Henry owned 3 oyster boats, dock facilities employing many boat crews and captains in Lewes, Rehoboth, and Port Mahon.  He was the first to plant and harvest oysters in the Rehoboth Bay.  Delaware Wildlife bought land he owned on the St. Jones River and named it the Buckaloo Tract.
Henry participated in the diving endeavor over the shipwreck HMS DeBraak, featured in The Saturday Evening Post in 1954.  He partnered with Otis Smith and rebuilt and repaired Smith's fish docks, and built the Lewes city dock while Smith was mayor.  Henry bulkheaded the western Canal bank from the railroad bridge to Smith's property.  He also managed Smith’s oystering interests. 
Henry was appointed to three consecutive terms on the Delaware River Pilots Commission starting in 1961, received a Distinguished Service Award from President Lyndon Johnson in appreciation for promoting nationwide observance of United Nations Day in 1964.  He was appointed to the Shellfish Advisory Council of Game and Fish Commission in 1971.
Henry Buckaloo’s efforts to rebuild and bulkhead the docks along the canal have had a significant and lasting impact.  The city dock has generated untold visits to Lewes by private and historical vessels whose owners and their crews have benefited from his efforts.  It is for this reason that Henry Buckaloo is being inducted to this year’s Delaware Maritime Hall of Fame.


Jeanette Killen

Jeanette Killen

 

Jeanette Killen was born in Smyrna Landing, Delaware, in 1924.  She grew up in a waterman’s family observing local fishing, crabbing, and oystering.  She married a waterman, Harry Killen, at age sixteen and worked with him on his boats.  One, the Maggie S. Myers, was Delaware’s oldest (1893) working oyster schooner.  She worked on boats part time when no crabbing licenses were required.  Jeanette received the first Delaware woman’s commercial crabbing license, and continues to hold current crab and oyster licenses in 2012.  She ran a crab boat out of Leipsic full time until 1967, then part time until 2008.

▶ _EXCERPTED RECORDS_:
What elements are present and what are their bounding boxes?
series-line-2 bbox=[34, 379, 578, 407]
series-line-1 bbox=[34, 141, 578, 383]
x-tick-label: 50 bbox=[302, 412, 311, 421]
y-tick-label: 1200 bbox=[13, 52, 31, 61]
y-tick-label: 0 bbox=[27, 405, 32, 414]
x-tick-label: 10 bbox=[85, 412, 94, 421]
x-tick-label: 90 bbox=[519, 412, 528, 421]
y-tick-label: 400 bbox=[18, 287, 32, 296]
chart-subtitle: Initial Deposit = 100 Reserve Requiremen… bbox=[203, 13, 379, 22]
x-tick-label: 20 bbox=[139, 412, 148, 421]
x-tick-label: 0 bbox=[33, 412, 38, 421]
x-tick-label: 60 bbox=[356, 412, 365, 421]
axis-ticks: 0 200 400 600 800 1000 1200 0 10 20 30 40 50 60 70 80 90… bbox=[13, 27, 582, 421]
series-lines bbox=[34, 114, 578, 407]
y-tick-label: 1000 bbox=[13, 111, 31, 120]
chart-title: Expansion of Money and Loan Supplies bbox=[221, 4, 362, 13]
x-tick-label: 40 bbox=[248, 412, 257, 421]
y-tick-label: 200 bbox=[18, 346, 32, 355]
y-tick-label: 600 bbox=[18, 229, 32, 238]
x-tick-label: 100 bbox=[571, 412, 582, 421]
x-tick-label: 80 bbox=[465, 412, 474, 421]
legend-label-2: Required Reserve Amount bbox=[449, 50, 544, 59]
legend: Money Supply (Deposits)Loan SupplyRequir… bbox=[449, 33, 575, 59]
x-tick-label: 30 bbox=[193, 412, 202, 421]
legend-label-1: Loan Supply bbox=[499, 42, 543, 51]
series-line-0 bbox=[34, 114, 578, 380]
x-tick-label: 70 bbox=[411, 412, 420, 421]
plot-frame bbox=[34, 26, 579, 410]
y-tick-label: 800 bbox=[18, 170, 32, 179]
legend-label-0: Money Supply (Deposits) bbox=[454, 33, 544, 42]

▶ _STATED TASK_:
Answer the following from the Hall of Fame profiles:
(a) What name did Delaware Wildlife give to the land it bought from Henry on the St. Jones River?
(b) What award did Henry receive from President Lyndon Johnson, and for what?
(c) Where and in what year was Jeanette Killen born?
The data shown here were taken from a separate source.

▶ _EXERCISE RESULT_:
(a) The Buckaloo Tract.
(b) A Distinguished Service Award, in appreciation for promoting nationwide observance of United Nations Day in 1964.
(c) In Smyrna Landing, Delaware, in 1924.